Supplied records:
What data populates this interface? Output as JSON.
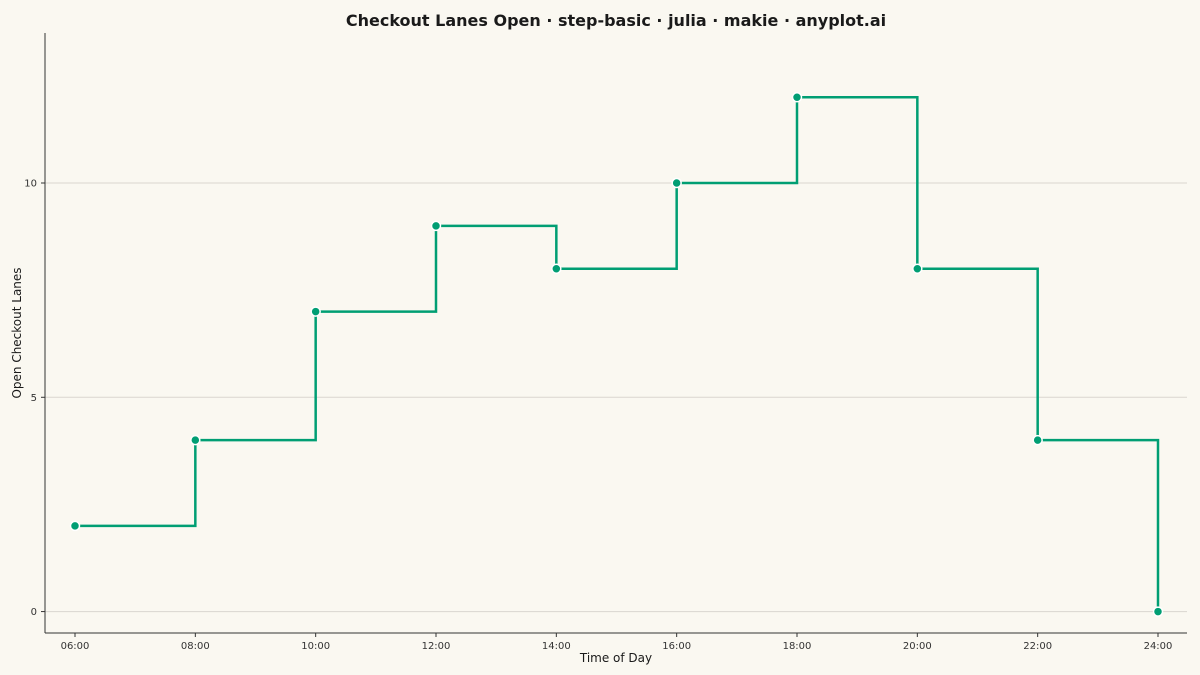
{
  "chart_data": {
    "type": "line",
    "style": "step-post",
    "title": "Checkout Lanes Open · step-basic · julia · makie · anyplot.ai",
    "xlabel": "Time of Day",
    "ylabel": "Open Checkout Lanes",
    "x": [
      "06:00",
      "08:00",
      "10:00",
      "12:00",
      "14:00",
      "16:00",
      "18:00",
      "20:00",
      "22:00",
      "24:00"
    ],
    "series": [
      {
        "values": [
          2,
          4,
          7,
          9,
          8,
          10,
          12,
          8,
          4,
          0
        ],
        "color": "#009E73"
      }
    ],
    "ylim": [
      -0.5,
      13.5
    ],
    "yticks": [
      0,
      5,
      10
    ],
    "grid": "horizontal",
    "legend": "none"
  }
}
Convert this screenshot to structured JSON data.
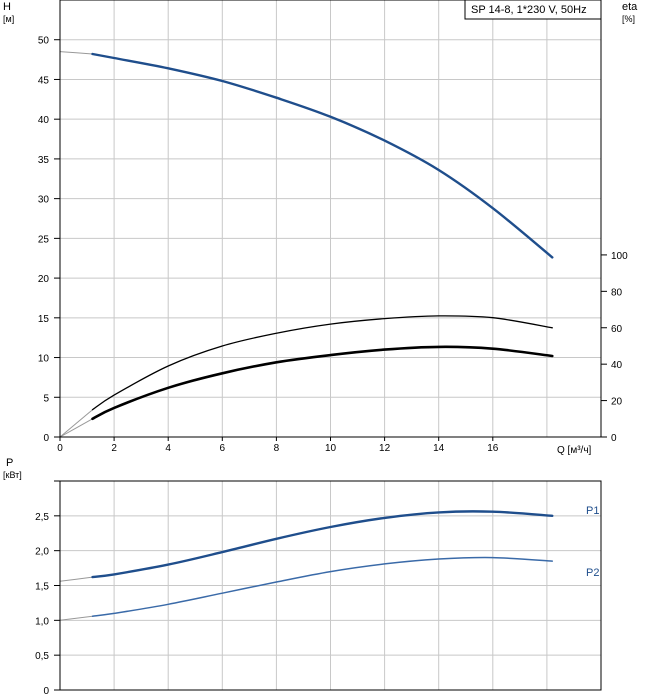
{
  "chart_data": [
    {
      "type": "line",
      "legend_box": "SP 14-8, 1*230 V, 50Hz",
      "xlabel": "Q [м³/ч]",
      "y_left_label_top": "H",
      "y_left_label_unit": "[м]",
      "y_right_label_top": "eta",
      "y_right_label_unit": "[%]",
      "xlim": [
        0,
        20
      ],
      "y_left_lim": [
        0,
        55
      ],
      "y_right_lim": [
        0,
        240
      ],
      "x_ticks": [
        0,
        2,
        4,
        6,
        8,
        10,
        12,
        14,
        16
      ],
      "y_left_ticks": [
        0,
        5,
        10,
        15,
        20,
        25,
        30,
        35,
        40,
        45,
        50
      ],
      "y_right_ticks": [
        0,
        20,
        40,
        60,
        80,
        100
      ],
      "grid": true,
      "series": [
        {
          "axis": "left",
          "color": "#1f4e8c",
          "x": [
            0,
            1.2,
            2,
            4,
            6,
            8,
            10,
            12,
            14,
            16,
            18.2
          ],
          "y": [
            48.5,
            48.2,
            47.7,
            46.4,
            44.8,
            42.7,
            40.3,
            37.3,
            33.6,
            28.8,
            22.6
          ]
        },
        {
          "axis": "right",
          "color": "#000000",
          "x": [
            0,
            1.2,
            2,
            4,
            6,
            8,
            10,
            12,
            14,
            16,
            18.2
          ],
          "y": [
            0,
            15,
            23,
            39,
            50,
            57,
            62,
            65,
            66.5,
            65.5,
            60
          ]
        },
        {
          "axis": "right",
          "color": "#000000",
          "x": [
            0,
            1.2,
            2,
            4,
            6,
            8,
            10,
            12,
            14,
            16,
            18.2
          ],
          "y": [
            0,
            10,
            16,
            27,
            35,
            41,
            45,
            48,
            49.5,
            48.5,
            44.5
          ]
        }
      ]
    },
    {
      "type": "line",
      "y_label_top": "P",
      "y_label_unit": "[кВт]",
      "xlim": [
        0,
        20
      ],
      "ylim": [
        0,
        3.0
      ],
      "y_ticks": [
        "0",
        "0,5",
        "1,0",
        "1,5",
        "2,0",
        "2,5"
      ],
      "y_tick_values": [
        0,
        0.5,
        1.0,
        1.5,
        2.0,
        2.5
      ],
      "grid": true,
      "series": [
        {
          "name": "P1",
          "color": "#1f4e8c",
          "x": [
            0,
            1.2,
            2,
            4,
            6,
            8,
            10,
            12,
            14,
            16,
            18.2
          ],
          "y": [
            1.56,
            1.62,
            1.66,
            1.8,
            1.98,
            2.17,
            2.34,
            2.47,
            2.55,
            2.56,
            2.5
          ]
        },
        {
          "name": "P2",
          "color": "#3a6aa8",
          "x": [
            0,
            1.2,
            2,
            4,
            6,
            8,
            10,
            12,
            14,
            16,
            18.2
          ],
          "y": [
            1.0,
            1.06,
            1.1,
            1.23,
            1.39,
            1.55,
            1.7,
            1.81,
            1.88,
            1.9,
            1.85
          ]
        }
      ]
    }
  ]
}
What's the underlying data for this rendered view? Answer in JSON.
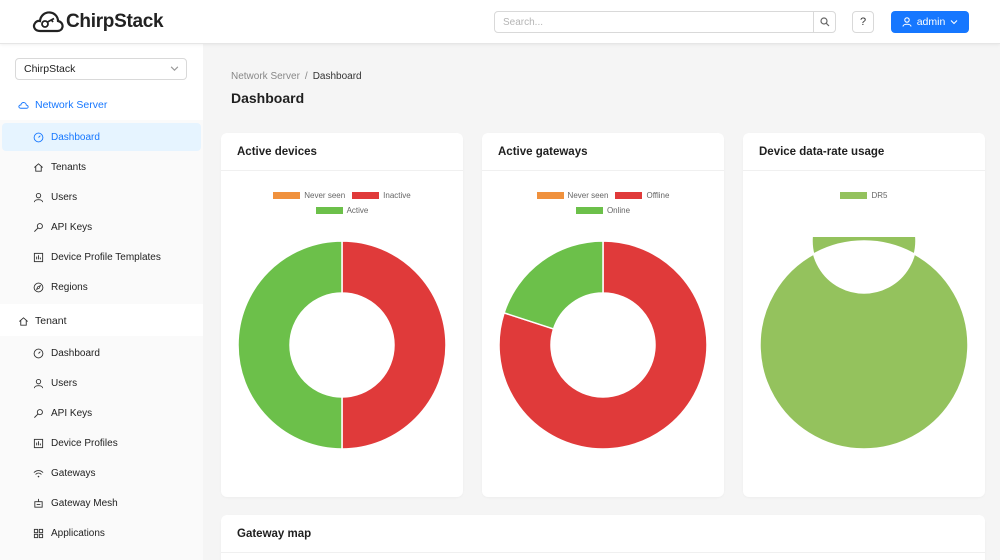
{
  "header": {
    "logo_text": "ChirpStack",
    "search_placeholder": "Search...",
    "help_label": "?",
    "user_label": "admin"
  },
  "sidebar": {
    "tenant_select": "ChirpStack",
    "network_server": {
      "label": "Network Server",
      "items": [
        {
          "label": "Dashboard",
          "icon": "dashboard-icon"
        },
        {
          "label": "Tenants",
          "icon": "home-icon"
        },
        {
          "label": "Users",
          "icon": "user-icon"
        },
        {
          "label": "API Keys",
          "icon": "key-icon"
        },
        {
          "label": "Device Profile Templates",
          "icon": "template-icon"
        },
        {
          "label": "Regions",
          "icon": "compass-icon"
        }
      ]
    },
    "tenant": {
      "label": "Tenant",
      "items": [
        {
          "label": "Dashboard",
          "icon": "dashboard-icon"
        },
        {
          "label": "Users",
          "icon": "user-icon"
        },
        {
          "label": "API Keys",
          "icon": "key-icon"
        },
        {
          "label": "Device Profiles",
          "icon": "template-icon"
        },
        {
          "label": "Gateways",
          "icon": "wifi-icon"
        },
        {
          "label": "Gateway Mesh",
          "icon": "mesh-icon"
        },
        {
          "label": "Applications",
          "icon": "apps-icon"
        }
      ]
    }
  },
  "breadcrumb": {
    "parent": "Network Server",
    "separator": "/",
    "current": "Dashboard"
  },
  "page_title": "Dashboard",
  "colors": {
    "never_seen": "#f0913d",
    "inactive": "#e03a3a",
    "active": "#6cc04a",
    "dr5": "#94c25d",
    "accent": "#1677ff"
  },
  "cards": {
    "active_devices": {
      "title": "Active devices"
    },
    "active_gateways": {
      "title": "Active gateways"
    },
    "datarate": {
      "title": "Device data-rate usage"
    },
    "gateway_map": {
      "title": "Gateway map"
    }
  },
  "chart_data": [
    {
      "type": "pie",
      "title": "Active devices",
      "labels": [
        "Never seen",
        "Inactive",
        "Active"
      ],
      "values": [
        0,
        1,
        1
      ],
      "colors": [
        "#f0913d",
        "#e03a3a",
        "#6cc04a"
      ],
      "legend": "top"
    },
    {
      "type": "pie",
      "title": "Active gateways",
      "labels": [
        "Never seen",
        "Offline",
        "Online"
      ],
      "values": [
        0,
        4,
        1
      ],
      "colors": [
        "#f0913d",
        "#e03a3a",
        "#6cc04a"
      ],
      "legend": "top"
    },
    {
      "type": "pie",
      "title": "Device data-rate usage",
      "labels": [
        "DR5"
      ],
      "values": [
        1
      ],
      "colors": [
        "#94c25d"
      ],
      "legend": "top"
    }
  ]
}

Given instruction:
Return each line of the data that contains the string "usage".

Output of the task:
      "title": "Device data-rate usage"
      "title": "Device data-rate usage",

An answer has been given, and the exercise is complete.